-- start --

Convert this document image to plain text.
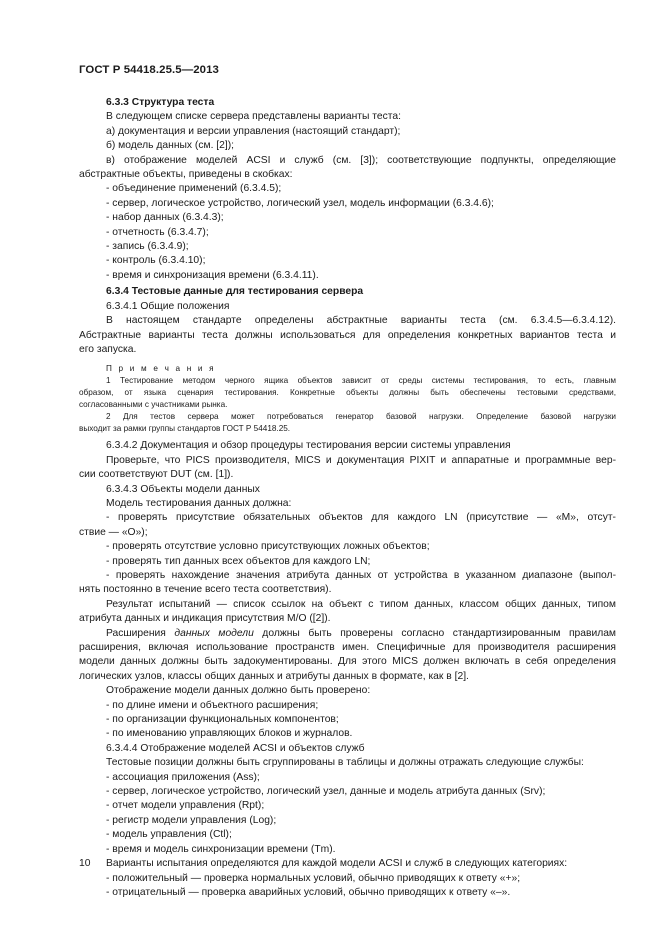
ГОСТ Р 54418.25.5—2013

6.3.3 Структура теста

В следующем списке сервера представлены варианты теста:

а) документация и версии управления (настоящий стандарт);

б) модель данных (см. [2]);

в) отображение моделей ACSI и служб (см. [3]); соответствующие подпункты, определяющие

абстрактные объекты, приведены в скобках:

- объединение применений (6.3.4.5);

- сервер, логическое устройство, логический узел, модель информации (6.3.4.6);

- набор данных (6.3.4.3);

- отчетность (6.3.4.7);

- запись (6.3.4.9);

- контроль (6.3.4.10);

- время и синхронизация времени (6.3.4.11).

6.3.4 Тестовые данные для тестирования сервера

6.3.4.1 Общие положения

В настоящем стандарте определены абстрактные варианты теста (см. 6.3.4.5—6.3.4.12).

Абстрактные варианты теста должны использоваться для определения конкретных вариантов теста и

его запуска.

П р и м е ч а н и я

1 Тестирование методом черного ящика объектов зависит от среды системы тестирования, то есть, главным

образом, от языка сценария тестирования. Конкретные объекты должны быть обеспечены тестовыми средствами,

согласованными с участниками рынка.

2 Для тестов сервера может потребоваться генератор базовой нагрузки. Определение базовой нагрузки

выходит за рамки группы стандартов ГОСТ Р 54418.25.

6.3.4.2 Документация и обзор процедуры тестирования версии системы управления

Проверьте, что PICS производителя, MICS и документация PIXIT и аппаратные и программные вер-

сии соответствуют DUT (см. [1]).

6.3.4.3 Объекты модели данных

Модель тестирования данных должна:

- проверять присутствие обязательных объектов для каждого LN (присутствие — «M», отсут-

ствие — «О»);

- проверять отсутствие условно присутствующих ложных объектов;

- проверять тип данных всех объектов для каждого LN;

- проверять нахождение значения атрибута данных от устройства в указанном диапазоне (выпол-

нять постоянно в течение всего теста соответствия).

Результат испытаний — список ссылок на объект с типом данных, классом общих данных, типом

атрибута данных и индикация присутствия M/O ([2]).

Расширения данных модели должны быть проверены согласно стандартизированным правилам

расширения, включая использование пространств имен. Специфичные для производителя расширения

модели данных должны быть задокументированы. Для этого MICS должен включать в себя определения

логических узлов, классы общих данных и атрибуты данных в формате, как в [2].

Отображение модели данных должно быть проверено:

- по длине имени и объектного расширения;

- по организации функциональных компонентов;

- по именованию управляющих блоков и журналов.

6.3.4.4 Отображение моделей ACSI и объектов служб

Тестовые позиции должны быть сгруппированы в таблицы и должны отражать следующие службы:

- ассоциация приложения (Ass);

- сервер, логическое устройство, логический узел, данные и модель атрибута данных (Srv);

- отчет модели управления (Rpt);

- регистр модели управления (Log);

- модель управления (Ctl);

- время и модель синхронизации времени (Tm).

Варианты испытания определяются для каждой модели ACSI и служб в следующих категориях:

- положительный — проверка нормальных условий, обычно приводящих к ответу «+»;

- отрицательный — проверка аварийных условий, обычно приводящих к ответу «–».

10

-- end --

Given instruction ▸ Omitting all images, retype each line of the records precisely.

Task output ▸
Convert this document image to plain text.
ГОСТ Р 54418.25.5—2013

6.3.3 Структура теста

В следующем списке сервера представлены варианты теста:

а) документация и версии управления (настоящий стандарт);

б) модель данных (см. [2]);

в) отображение моделей ACSI и служб (см. [3]); соответствующие подпункты, определяющие

абстрактные объекты, приведены в скобках:

- объединение применений (6.3.4.5);

- сервер, логическое устройство, логический узел, модель информации (6.3.4.6);

- набор данных (6.3.4.3);

- отчетность (6.3.4.7);

- запись (6.3.4.9);

- контроль (6.3.4.10);

- время и синхронизация времени (6.3.4.11).

6.3.4 Тестовые данные для тестирования сервера

6.3.4.1 Общие положения

В настоящем стандарте определены абстрактные варианты теста (см. 6.3.4.5—6.3.4.12).

Абстрактные варианты теста должны использоваться для определения конкретных вариантов теста и

его запуска.

П р и м е ч а н и я

1 Тестирование методом черного ящика объектов зависит от среды системы тестирования, то есть, главным

образом, от языка сценария тестирования. Конкретные объекты должны быть обеспечены тестовыми средствами,

согласованными с участниками рынка.

2 Для тестов сервера может потребоваться генератор базовой нагрузки. Определение базовой нагрузки

выходит за рамки группы стандартов ГОСТ Р 54418.25.

6.3.4.2 Документация и обзор процедуры тестирования версии системы управления

Проверьте, что PICS производителя, MICS и документация PIXIT и аппаратные и программные вер-

сии соответствуют DUT (см. [1]).

6.3.4.3 Объекты модели данных

Модель тестирования данных должна:

- проверять присутствие обязательных объектов для каждого LN (присутствие — «M», отсут-

ствие — «О»);

- проверять отсутствие условно присутствующих ложных объектов;

- проверять тип данных всех объектов для каждого LN;

- проверять нахождение значения атрибута данных от устройства в указанном диапазоне (выпол-

нять постоянно в течение всего теста соответствия).

Результат испытаний — список ссылок на объект с типом данных, классом общих данных, типом

атрибута данных и индикация присутствия M/O ([2]).

Расширения данных модели должны быть проверены согласно стандартизированным правилам

расширения, включая использование пространств имен. Специфичные для производителя расширения

модели данных должны быть задокументированы. Для этого MICS должен включать в себя определения

логических узлов, классы общих данных и атрибуты данных в формате, как в [2].

Отображение модели данных должно быть проверено:

- по длине имени и объектного расширения;

- по организации функциональных компонентов;

- по именованию управляющих блоков и журналов.

6.3.4.4 Отображение моделей ACSI и объектов служб

Тестовые позиции должны быть сгруппированы в таблицы и должны отражать следующие службы:

- ассоциация приложения (Ass);

- сервер, логическое устройство, логический узел, данные и модель атрибута данных (Srv);

- отчет модели управления (Rpt);

- регистр модели управления (Log);

- модель управления (Ctl);

- время и модель синхронизации времени (Tm).

Варианты испытания определяются для каждой модели ACSI и служб в следующих категориях:

- положительный — проверка нормальных условий, обычно приводящих к ответу «+»;

- отрицательный — проверка аварийных условий, обычно приводящих к ответу «–».

10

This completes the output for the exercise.